Reply with nothing except the number of lines that contain the word "separated".

(Items from a data source)
┄┄┄┄┄┄┄┄┄┄
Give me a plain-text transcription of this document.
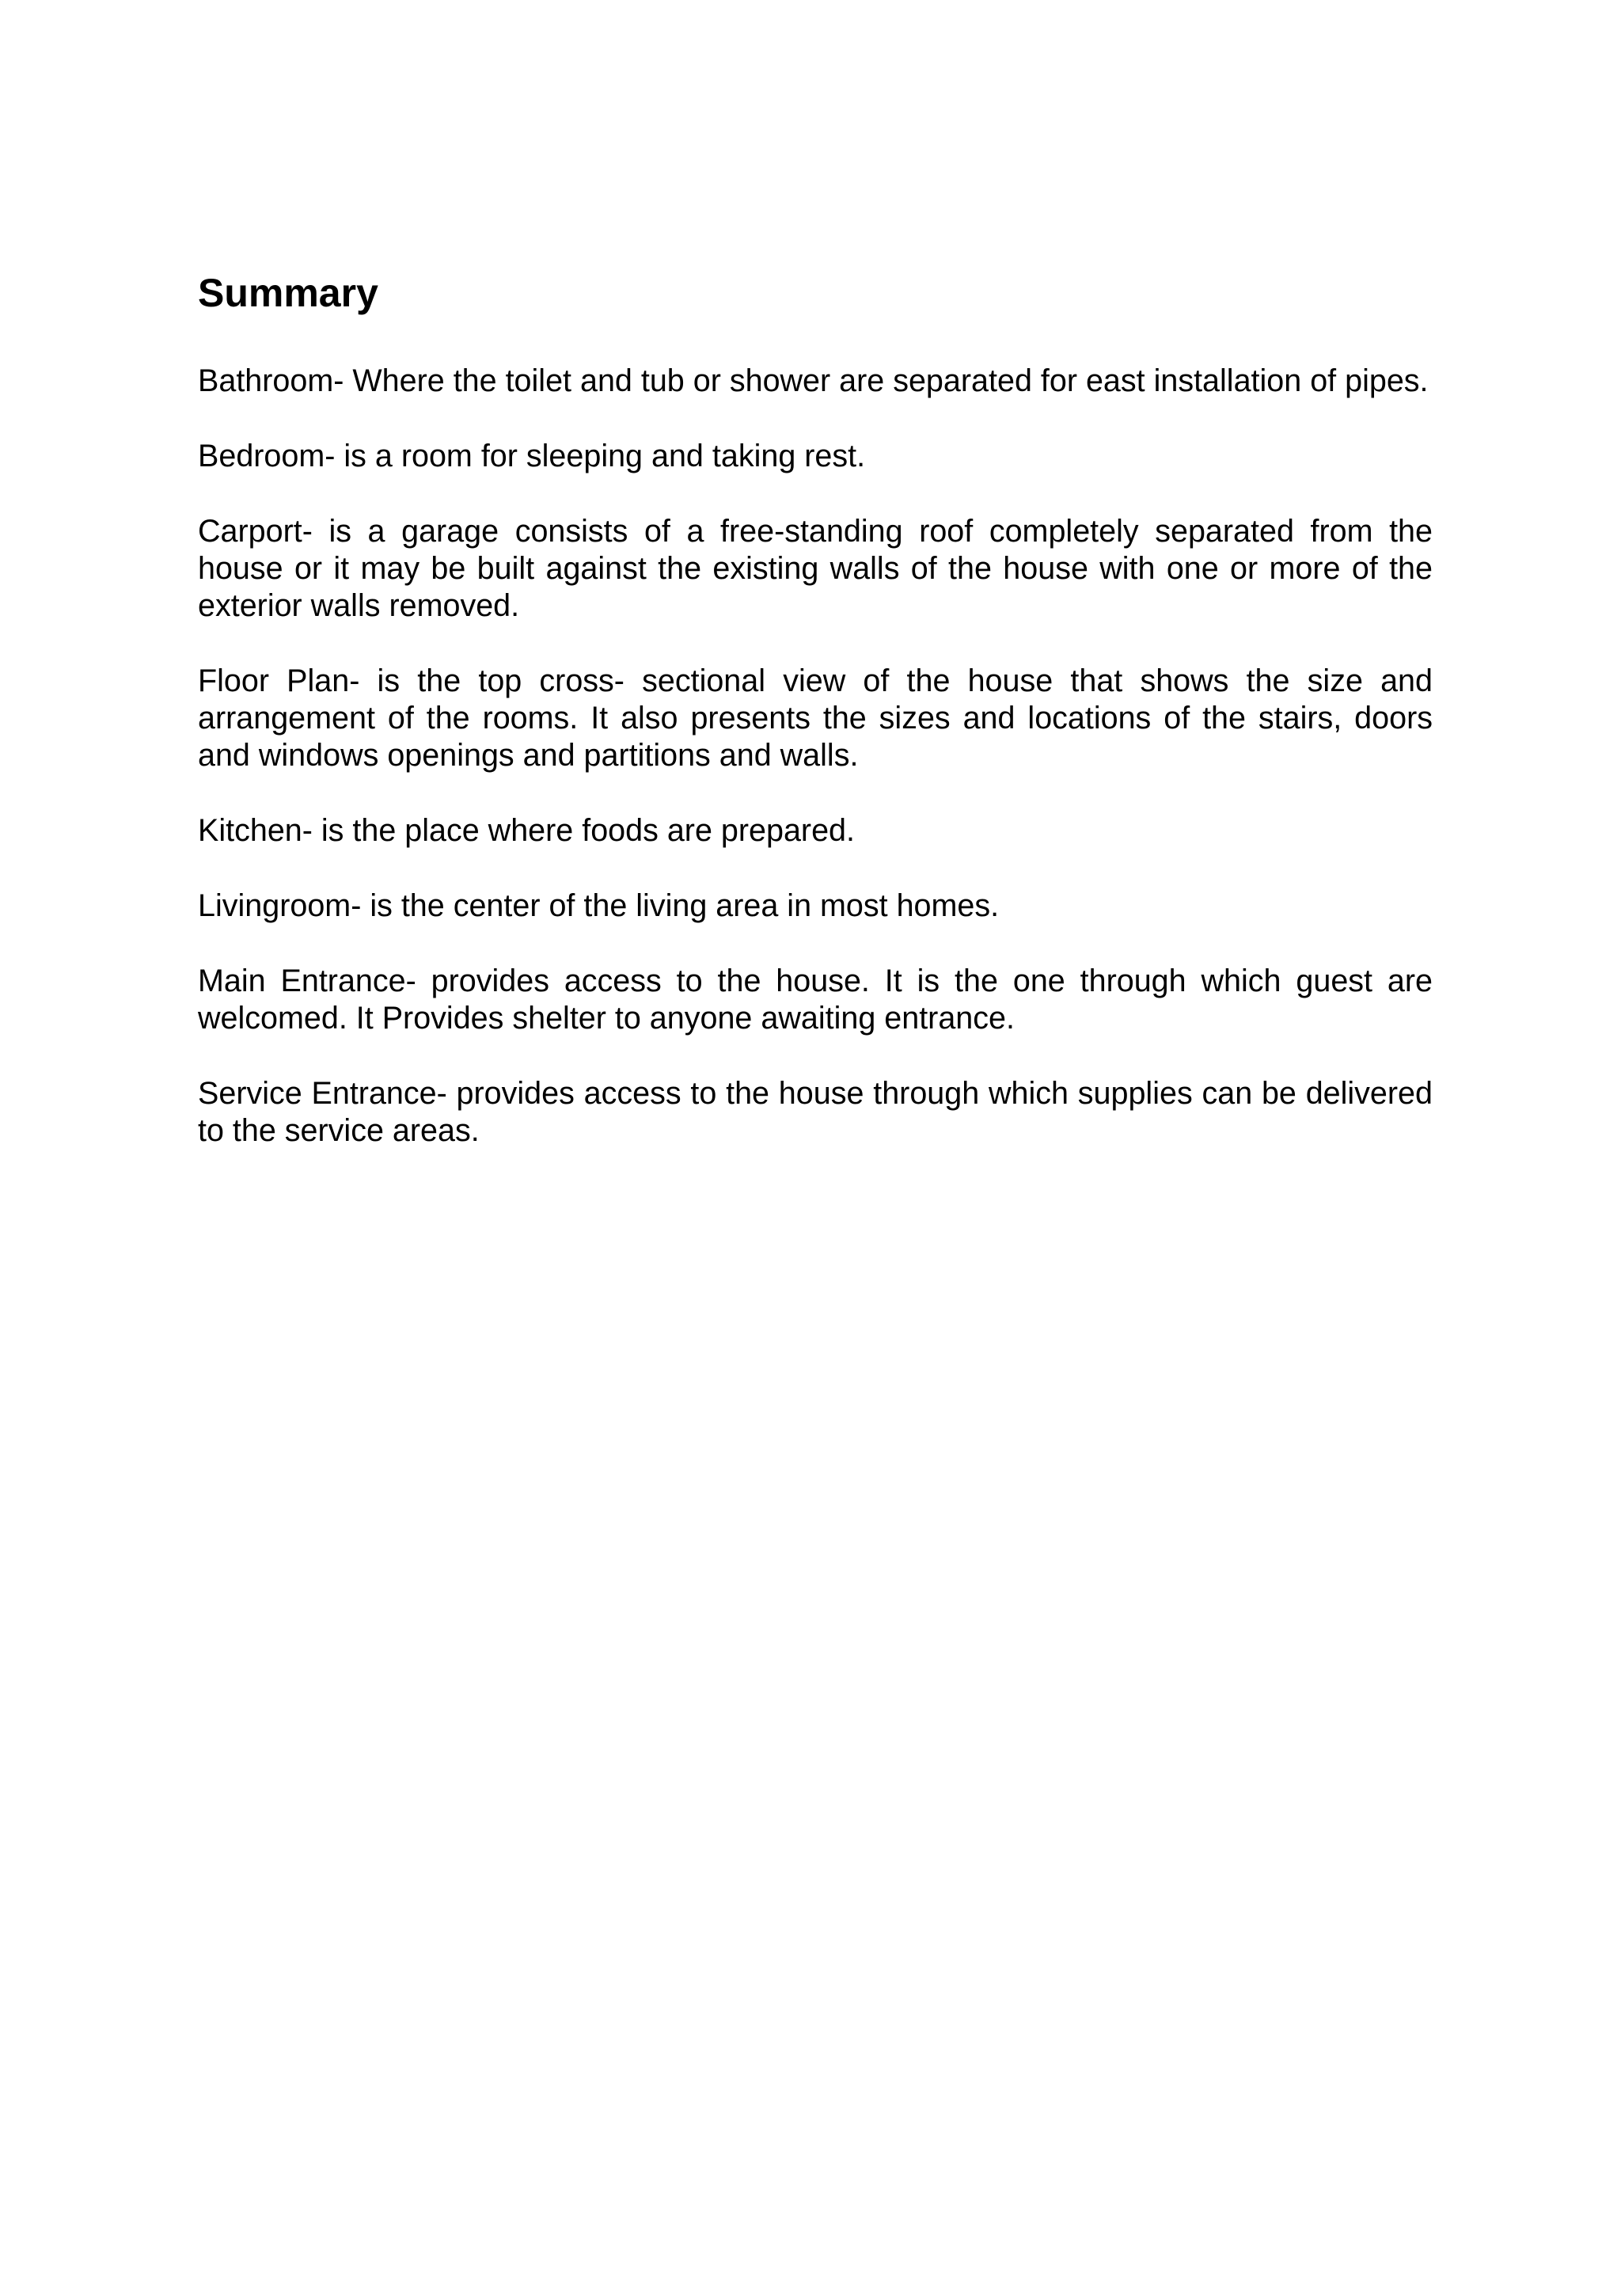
Summary

Bathroom- Where the toilet and tub or shower are separated for east installation of pipes.

Bedroom- is a room for sleeping and taking rest.

Carport- is a garage consists of a free-standing roof completely separated from the house or it may be built against the existing walls of the house with one or more of the exterior walls removed.

Floor Plan- is the top cross- sectional view of the house that shows the size and arrangement of the rooms. It also presents the sizes and locations of the stairs, doors and windows openings and partitions and walls.

Kitchen- is the place where foods are prepared.

Livingroom- is the center of the living area in most homes.

Main Entrance- provides access to the house. It is the one through which guest are welcomed. It Provides shelter to anyone awaiting entrance.

Service Entrance- provides access to the house through which supplies can be delivered to the service areas.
┄┄┄┄┄┄┄┄┄┄
- [ANSWER TO THIS PROBLEM]
2